PROBLEM TO SOLVE:
Pull every line holding the string "центром" from the records below.

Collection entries
=======

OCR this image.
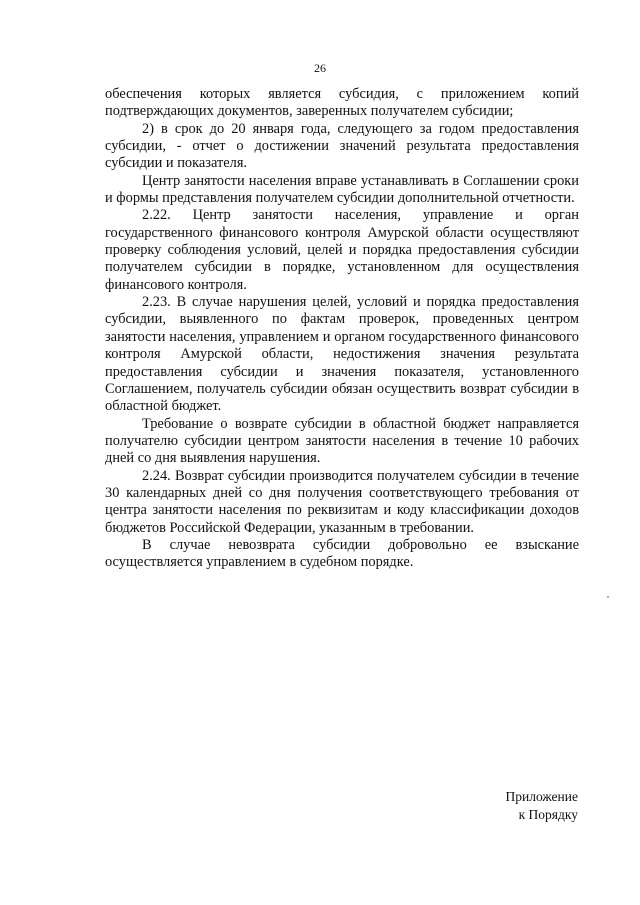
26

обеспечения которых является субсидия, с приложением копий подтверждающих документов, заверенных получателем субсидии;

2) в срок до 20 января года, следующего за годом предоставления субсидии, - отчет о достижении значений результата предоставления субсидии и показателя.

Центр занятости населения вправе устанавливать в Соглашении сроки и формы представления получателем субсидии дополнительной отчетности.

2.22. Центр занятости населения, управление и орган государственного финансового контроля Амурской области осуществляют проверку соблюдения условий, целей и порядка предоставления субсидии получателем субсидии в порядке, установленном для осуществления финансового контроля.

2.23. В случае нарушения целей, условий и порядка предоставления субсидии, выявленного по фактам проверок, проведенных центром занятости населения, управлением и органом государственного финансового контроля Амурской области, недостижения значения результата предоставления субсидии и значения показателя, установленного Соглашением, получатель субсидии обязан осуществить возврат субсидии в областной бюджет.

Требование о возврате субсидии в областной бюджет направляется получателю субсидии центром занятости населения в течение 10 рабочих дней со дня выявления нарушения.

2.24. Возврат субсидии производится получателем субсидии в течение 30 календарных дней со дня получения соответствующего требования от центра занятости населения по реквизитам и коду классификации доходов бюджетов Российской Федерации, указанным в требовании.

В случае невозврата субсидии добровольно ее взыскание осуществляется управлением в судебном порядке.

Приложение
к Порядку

=======

ANSWER:
2.23. В случае нарушения целей, условий и порядка предоставления субсидии, выявленного по фактам проверок, проведенных центром занятости населения, управлением и органом государственного финансового контроля Амурской области, недостижения значения результата предоставления субсидии и значения показателя, установленного Соглашением, получатель субсидии обязан осуществить возврат субсидии в областной бюджет.
Требование о возврате субсидии в областной бюджет направляется получателю субсидии центром занятости населения в течение 10 рабочих дней со дня выявления нарушения.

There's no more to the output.